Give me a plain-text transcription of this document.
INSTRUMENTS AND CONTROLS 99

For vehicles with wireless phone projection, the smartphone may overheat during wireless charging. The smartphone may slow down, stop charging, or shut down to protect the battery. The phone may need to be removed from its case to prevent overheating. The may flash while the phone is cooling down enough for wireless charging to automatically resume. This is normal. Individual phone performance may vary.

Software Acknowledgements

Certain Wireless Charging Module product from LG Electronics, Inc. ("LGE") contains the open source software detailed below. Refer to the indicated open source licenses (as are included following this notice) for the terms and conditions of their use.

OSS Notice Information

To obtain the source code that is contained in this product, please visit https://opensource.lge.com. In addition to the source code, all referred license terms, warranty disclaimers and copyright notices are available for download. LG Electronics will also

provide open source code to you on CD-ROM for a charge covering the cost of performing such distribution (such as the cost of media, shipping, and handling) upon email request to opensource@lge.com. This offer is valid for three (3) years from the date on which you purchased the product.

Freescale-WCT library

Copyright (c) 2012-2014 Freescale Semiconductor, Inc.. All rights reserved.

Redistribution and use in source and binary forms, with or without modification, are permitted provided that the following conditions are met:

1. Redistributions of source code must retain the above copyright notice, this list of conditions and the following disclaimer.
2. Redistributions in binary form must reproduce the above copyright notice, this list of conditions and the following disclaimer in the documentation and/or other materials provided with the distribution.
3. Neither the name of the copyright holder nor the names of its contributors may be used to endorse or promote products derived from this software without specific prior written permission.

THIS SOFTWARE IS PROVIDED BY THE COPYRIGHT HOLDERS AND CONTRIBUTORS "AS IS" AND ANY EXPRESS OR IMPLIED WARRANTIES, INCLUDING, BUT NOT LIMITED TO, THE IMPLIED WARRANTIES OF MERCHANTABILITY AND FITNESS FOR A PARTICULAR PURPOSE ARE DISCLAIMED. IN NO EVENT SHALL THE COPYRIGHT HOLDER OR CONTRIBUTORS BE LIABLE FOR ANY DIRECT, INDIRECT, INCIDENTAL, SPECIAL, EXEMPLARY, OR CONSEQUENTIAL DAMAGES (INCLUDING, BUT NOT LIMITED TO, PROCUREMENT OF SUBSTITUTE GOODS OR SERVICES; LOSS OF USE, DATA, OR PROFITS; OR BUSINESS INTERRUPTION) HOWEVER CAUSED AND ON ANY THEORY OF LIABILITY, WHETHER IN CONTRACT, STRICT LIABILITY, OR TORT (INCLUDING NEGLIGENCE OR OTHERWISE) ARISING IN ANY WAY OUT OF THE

• YOUR OBJECTIVE
All lines above containing the string "without" are to be collected.

• RESULT FOR THIS TASK
Redistribution and use in source and binary forms, with or without modification, are permitted provided that the following conditions are met:
3. Neither the name of the copyright holder nor the names of its contributors may be used to endorse or promote products derived from this software without specific prior written permission.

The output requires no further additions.